*Work required*: Select the lines of the records containing the word "dont" and list them.

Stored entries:
·····
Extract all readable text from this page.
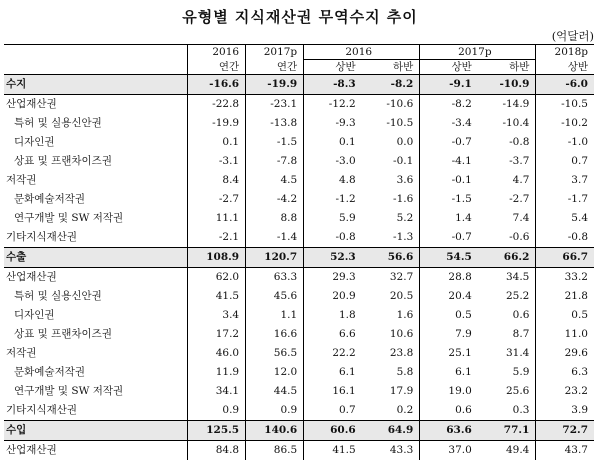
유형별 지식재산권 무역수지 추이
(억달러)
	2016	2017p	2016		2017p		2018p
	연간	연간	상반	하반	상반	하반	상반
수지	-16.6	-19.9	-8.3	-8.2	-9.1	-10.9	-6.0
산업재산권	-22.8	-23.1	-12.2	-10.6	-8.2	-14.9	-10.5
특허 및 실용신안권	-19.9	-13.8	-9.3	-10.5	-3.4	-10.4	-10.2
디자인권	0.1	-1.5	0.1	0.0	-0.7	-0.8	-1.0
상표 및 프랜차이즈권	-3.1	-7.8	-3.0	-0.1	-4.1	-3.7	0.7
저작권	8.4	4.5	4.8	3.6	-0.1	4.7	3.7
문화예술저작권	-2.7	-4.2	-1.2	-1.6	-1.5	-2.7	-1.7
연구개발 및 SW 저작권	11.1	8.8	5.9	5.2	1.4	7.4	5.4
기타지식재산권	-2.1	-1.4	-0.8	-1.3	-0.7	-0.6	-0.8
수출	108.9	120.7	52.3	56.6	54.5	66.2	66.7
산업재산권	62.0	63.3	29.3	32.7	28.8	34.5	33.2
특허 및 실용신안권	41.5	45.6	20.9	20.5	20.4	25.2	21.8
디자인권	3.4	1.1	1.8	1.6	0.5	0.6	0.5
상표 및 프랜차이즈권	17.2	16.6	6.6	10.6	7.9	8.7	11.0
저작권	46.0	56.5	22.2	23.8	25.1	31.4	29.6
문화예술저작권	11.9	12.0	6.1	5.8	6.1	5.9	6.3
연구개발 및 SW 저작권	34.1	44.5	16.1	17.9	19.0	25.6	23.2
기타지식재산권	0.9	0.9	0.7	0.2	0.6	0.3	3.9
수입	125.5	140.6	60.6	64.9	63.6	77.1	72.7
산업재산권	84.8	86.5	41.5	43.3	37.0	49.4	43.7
·····
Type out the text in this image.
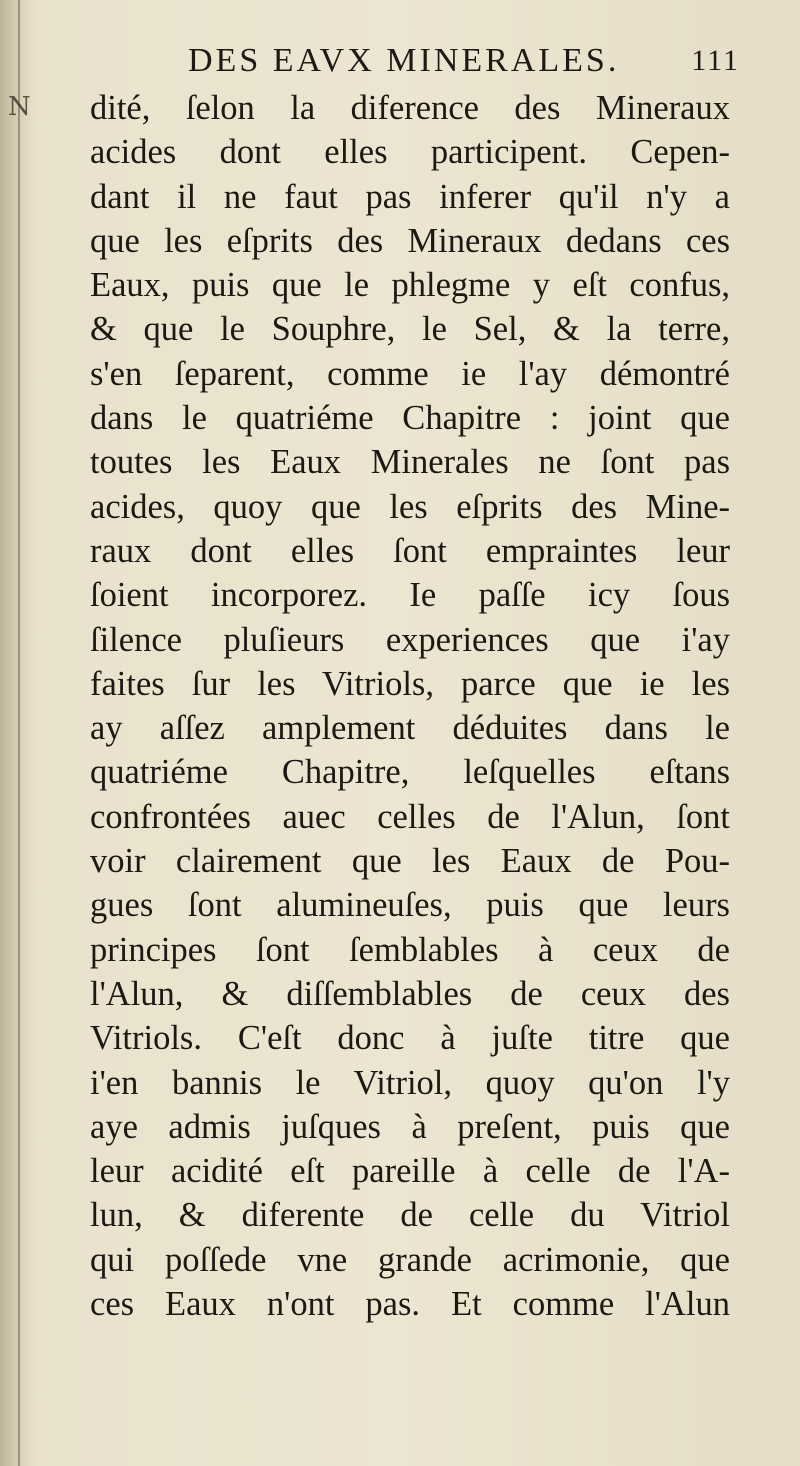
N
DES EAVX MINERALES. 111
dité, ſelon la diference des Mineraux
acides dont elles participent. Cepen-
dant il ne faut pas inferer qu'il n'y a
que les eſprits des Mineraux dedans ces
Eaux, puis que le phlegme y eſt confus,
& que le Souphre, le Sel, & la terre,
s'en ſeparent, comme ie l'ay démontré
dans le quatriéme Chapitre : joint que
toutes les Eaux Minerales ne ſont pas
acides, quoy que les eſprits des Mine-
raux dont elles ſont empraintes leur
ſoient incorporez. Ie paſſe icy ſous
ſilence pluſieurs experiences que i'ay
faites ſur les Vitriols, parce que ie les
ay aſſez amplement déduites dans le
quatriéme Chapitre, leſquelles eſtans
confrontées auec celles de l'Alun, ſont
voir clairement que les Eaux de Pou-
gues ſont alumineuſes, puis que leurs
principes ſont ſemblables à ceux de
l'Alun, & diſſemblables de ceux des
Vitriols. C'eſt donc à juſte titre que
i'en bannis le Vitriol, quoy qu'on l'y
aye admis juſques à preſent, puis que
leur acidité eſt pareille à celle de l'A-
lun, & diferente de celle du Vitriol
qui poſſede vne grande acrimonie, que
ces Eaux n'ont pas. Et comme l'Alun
·····
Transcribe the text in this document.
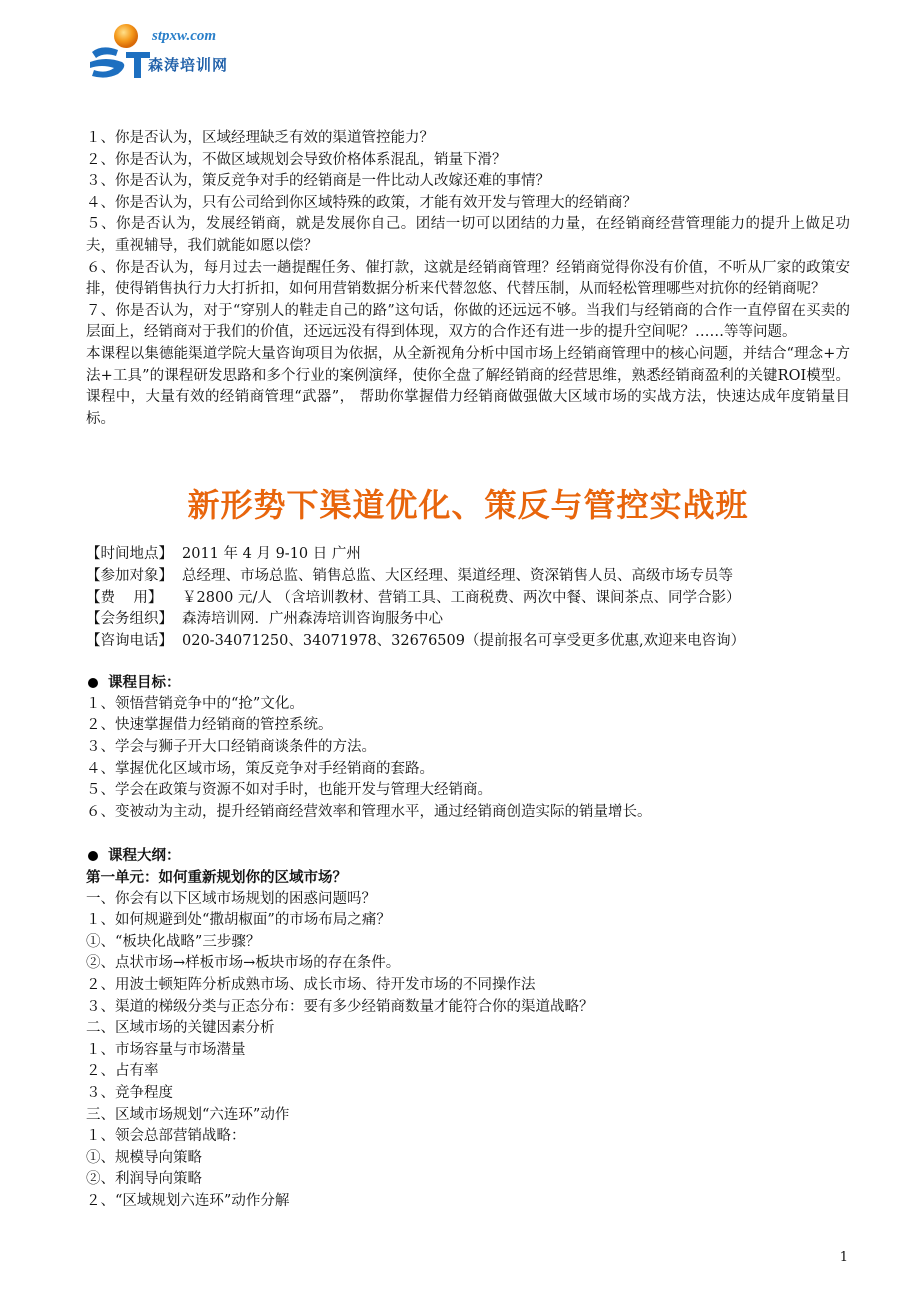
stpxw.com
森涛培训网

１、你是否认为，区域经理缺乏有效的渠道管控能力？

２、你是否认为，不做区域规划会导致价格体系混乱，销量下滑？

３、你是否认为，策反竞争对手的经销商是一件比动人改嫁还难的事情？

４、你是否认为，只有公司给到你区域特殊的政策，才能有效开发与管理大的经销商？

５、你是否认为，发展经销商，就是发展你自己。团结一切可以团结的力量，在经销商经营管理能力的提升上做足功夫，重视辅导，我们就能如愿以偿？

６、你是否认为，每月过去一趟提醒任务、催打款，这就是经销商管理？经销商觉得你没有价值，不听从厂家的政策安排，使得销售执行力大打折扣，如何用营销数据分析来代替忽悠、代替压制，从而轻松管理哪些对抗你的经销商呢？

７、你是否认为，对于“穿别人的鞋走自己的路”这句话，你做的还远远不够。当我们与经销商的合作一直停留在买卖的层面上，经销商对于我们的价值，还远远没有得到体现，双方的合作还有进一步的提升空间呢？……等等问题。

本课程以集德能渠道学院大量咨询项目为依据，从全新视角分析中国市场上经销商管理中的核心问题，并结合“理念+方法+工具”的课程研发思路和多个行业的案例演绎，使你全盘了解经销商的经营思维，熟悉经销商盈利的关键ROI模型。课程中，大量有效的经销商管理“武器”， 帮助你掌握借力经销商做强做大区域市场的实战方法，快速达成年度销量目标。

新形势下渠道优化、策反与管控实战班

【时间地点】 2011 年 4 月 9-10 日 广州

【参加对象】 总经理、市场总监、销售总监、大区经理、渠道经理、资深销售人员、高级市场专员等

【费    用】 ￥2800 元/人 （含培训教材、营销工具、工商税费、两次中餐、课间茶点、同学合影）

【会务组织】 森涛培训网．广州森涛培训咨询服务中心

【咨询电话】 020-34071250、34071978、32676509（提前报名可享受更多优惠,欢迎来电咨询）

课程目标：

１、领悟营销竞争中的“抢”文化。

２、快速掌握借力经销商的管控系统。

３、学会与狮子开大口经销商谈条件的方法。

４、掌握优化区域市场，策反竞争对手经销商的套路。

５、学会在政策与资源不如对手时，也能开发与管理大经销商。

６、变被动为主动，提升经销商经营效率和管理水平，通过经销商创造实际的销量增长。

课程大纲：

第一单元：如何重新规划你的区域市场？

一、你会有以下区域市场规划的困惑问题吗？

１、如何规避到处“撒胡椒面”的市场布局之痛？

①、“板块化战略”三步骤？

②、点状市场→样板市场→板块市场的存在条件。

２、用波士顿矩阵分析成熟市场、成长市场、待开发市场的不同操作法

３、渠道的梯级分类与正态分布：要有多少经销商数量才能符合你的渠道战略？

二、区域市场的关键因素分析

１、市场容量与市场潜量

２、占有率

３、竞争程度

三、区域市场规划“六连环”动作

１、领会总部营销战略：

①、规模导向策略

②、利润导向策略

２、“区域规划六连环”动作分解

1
·····
*Correct result*:
acides dont elles participent. Cepen-
raux dont elles ſont empraintes leur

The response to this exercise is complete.